Entrées de disposition spatiale
####################

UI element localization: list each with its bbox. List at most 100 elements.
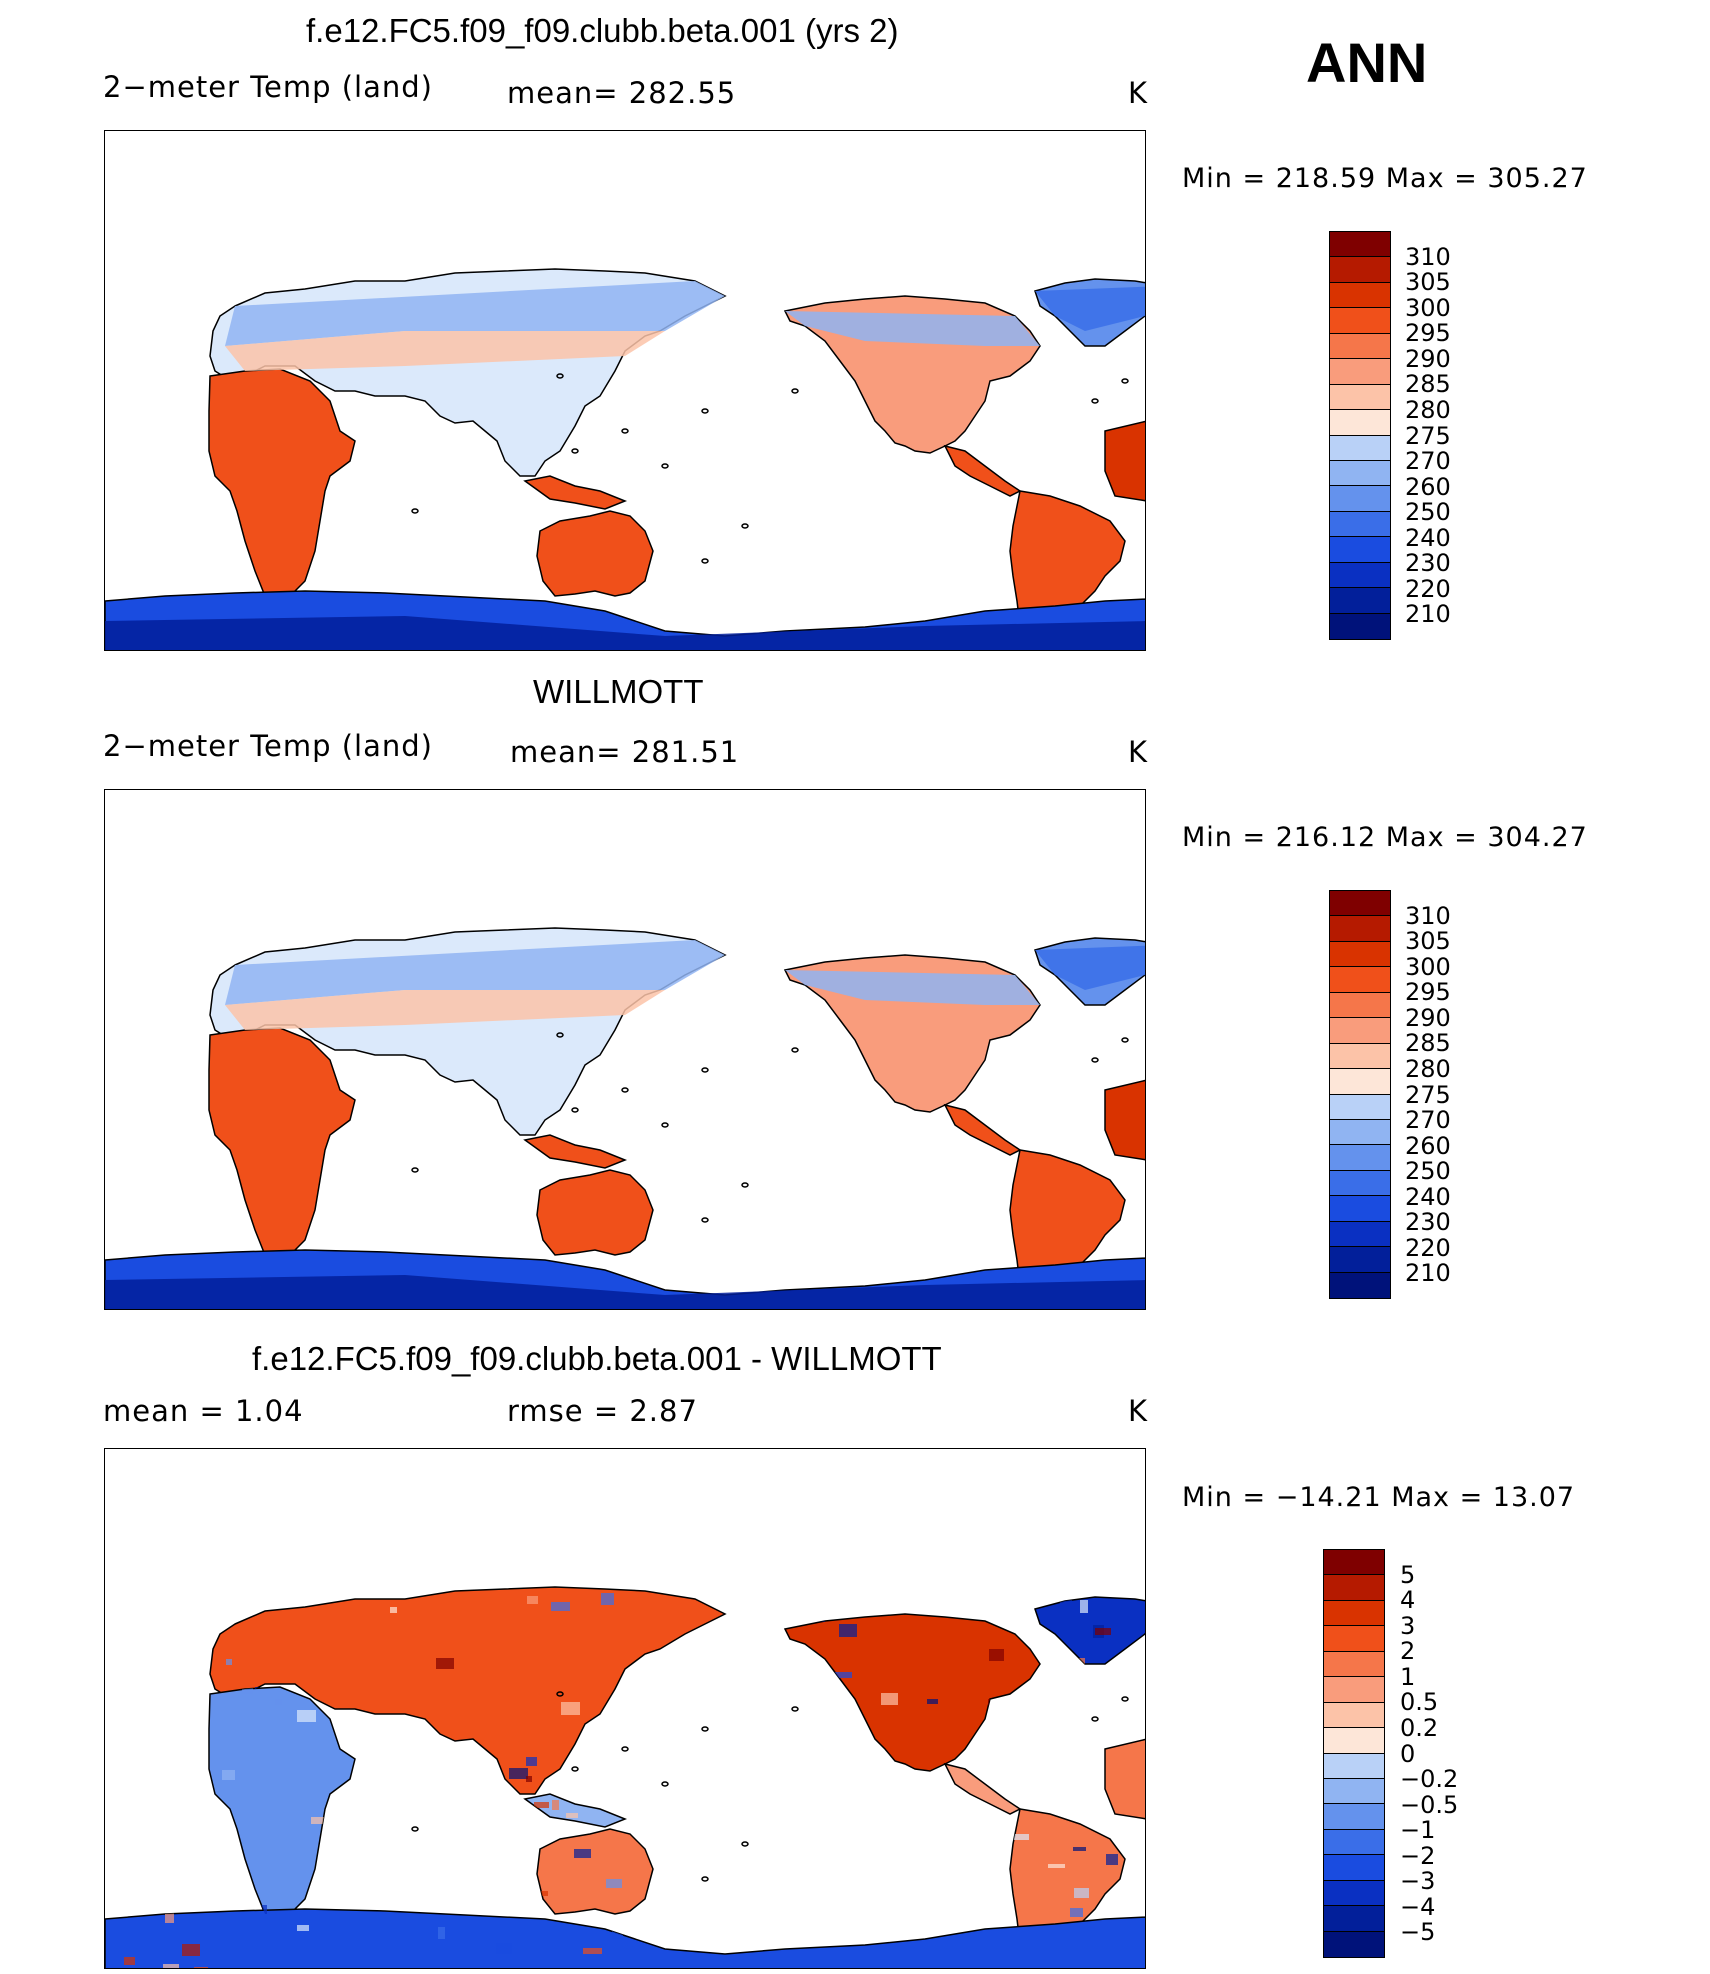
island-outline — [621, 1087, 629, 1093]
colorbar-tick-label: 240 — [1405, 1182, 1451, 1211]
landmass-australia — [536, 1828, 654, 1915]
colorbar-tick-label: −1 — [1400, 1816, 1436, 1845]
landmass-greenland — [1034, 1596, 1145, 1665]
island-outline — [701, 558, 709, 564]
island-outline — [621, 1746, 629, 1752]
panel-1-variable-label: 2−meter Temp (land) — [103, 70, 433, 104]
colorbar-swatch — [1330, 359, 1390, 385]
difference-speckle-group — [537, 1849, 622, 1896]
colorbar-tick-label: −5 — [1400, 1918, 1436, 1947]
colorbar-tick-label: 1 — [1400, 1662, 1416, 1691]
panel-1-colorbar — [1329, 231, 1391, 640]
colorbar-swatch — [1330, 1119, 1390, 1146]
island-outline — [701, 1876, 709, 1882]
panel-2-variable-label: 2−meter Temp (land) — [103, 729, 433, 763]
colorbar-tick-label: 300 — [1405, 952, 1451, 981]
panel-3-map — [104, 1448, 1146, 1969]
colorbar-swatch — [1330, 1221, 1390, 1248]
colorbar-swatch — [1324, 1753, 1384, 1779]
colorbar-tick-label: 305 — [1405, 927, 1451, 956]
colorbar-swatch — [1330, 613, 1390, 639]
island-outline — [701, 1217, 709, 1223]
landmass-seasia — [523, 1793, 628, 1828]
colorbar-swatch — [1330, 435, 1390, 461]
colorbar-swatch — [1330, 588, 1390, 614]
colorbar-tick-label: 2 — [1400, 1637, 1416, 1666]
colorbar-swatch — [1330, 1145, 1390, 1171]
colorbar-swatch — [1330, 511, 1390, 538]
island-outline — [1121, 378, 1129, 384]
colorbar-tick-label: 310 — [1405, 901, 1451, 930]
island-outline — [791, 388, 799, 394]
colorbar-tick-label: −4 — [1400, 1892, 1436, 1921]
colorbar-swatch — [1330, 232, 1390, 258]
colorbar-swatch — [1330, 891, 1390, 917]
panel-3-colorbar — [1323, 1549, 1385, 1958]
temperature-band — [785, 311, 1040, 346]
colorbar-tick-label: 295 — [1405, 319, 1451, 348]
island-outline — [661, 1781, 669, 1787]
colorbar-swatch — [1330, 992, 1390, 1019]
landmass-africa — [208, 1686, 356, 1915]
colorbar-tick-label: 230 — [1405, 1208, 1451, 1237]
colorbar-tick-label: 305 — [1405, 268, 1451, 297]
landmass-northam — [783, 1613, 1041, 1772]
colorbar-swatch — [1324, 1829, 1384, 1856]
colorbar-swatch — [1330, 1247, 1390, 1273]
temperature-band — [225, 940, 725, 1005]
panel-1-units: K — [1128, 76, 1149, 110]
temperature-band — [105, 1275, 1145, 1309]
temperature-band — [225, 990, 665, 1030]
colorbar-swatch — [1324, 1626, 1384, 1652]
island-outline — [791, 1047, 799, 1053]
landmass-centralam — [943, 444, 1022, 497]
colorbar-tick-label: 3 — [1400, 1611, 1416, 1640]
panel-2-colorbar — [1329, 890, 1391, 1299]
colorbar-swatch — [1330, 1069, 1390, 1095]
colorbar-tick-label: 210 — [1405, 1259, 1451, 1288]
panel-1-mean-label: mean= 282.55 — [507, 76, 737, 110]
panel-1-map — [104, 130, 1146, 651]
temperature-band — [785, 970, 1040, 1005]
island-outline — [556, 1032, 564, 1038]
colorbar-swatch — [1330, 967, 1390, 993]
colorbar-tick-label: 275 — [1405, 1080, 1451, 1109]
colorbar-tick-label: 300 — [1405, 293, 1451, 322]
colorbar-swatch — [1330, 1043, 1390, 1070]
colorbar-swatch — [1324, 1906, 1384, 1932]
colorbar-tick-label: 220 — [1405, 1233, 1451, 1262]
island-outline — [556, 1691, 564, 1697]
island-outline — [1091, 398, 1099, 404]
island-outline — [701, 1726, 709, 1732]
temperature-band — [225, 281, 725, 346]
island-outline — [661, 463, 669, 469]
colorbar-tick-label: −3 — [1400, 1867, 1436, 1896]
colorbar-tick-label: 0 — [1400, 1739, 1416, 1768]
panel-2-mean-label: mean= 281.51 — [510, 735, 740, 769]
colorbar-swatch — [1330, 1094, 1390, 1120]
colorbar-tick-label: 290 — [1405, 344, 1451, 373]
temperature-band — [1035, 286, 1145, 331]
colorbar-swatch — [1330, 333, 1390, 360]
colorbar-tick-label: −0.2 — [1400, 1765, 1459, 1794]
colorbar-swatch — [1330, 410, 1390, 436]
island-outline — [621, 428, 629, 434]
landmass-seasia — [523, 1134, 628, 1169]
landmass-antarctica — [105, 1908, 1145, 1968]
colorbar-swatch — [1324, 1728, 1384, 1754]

####################

CONSIGNE
Transformez l'ensemble des données ci-dessus en une liste numérotée, en omettant les lignes vides. N'incluez pas les images dans votre réponse.

RÉSULTAT ATTENDU
1. UI element localization: list each with its bbox. List at most 100 elements.
2. island-outline — [621, 1087, 629, 1093]
3. colorbar-tick-label: 240 — [1405, 1182, 1451, 1211]
4. landmass-australia — [536, 1828, 654, 1915]
5. colorbar-tick-label: −1 — [1400, 1816, 1436, 1845]
6. landmass-greenland — [1034, 1596, 1145, 1665]
7. island-outline — [701, 558, 709, 564]
8. island-outline — [621, 1746, 629, 1752]
9. panel-1-variable-label: 2−meter Temp (land) — [103, 70, 433, 104]
10. colorbar-swatch — [1330, 359, 1390, 385]
11. difference-speckle-group — [537, 1849, 622, 1896]
12. colorbar-tick-label: −5 — [1400, 1918, 1436, 1947]
13. colorbar-tick-label: 1 — [1400, 1662, 1416, 1691]
14. panel-1-colorbar — [1329, 231, 1391, 640]
15. colorbar-swatch — [1330, 1119, 1390, 1146]
16. island-outline — [701, 1876, 709, 1882]
17. panel-2-variable-label: 2−meter Temp (land) — [103, 729, 433, 763]
18. colorbar-tick-label: 300 — [1405, 952, 1451, 981]
19. panel-3-map — [104, 1448, 1146, 1969]
20. colorbar-swatch — [1330, 1221, 1390, 1248]
21. colorbar-swatch — [1324, 1753, 1384, 1779]
22. colorbar-tick-label: 305 — [1405, 927, 1451, 956]
23. colorbar-swatch — [1330, 613, 1390, 639]
24. island-outline — [701, 1217, 709, 1223]
25. landmass-seasia — [523, 1793, 628, 1828]
26. colorbar-swatch — [1330, 435, 1390, 461]
27. colorbar-swatch — [1330, 588, 1390, 614]
28. colorbar-tick-label: 2 — [1400, 1637, 1416, 1666]
29. colorbar-swatch — [1330, 1145, 1390, 1171]
30. colorbar-swatch — [1330, 511, 1390, 538]
31. island-outline — [1121, 378, 1129, 384]
32. colorbar-tick-label: 310 — [1405, 901, 1451, 930]
33. island-outline — [791, 388, 799, 394]
34. colorbar-tick-label: −4 — [1400, 1892, 1436, 1921]
35. colorbar-swatch — [1330, 232, 1390, 258]
36. colorbar-swatch — [1330, 891, 1390, 917]
37. panel-3-colorbar — [1323, 1549, 1385, 1958]
38. temperature-band — [785, 311, 1040, 346]
39. colorbar-tick-label: 295 — [1405, 319, 1451, 348]
40. island-outline — [661, 1781, 669, 1787]
41. colorbar-swatch — [1330, 992, 1390, 1019]
42. landmass-africa — [208, 1686, 356, 1915]
43. colorbar-tick-label: 230 — [1405, 1208, 1451, 1237]
44. colorbar-tick-label: 305 — [1405, 268, 1451, 297]
45. landmass-northam — [783, 1613, 1041, 1772]
46. colorbar-swatch — [1324, 1829, 1384, 1856]
47. colorbar-swatch — [1330, 1247, 1390, 1273]
48. temperature-band — [225, 940, 725, 1005]
49. panel-1-units: K — [1128, 76, 1149, 110]
50. temperature-band — [105, 1275, 1145, 1309]
51. temperature-band — [225, 990, 665, 1030]
52. colorbar-swatch — [1324, 1626, 1384, 1652]
53. island-outline — [791, 1047, 799, 1053]
54. landmass-centralam — [943, 444, 1022, 497]
55. colorbar-tick-label: 3 — [1400, 1611, 1416, 1640]
56. panel-2-colorbar — [1329, 890, 1391, 1299]
57. colorbar-swatch — [1330, 1069, 1390, 1095]
58. colorbar-tick-label: 210 — [1405, 1259, 1451, 1288]
59. panel-1-mean-label: mean= 282.55 — [507, 76, 737, 110]
60. panel-1-map — [104, 130, 1146, 651]
61. temperature-band — [785, 970, 1040, 1005]
62. island-outline — [556, 1032, 564, 1038]
63. colorbar-swatch — [1330, 967, 1390, 993]
64. colorbar-tick-label: 275 — [1405, 1080, 1451, 1109]
65. colorbar-tick-label: 300 — [1405, 293, 1451, 322]
66. colorbar-swatch — [1330, 1043, 1390, 1070]
67. colorbar-swatch — [1324, 1906, 1384, 1932]
68. colorbar-tick-label: 220 — [1405, 1233, 1451, 1262]
69. island-outline — [556, 1691, 564, 1697]
70. island-outline — [1091, 398, 1099, 404]
71. island-outline — [701, 1726, 709, 1732]
72. temperature-band — [225, 281, 725, 346]
73. island-outline — [661, 463, 669, 469]
74. colorbar-tick-label: −3 — [1400, 1867, 1436, 1896]
75. colorbar-tick-label: 0 — [1400, 1739, 1416, 1768]
76. panel-2-mean-label: mean= 281.51 — [510, 735, 740, 769]
77. colorbar-swatch — [1330, 1094, 1390, 1120]
78. colorbar-tick-label: 290 — [1405, 344, 1451, 373]
79. temperature-band — [1035, 286, 1145, 331]
80. colorbar-swatch — [1330, 333, 1390, 360]
81. colorbar-tick-label: −0.2 — [1400, 1765, 1459, 1794]
82. colorbar-swatch — [1330, 410, 1390, 436]
83. island-outline — [621, 428, 629, 434]
84. landmass-seasia — [523, 1134, 628, 1169]
85. landmass-antarctica — [105, 1908, 1145, 1968]
86. colorbar-swatch — [1324, 1728, 1384, 1754]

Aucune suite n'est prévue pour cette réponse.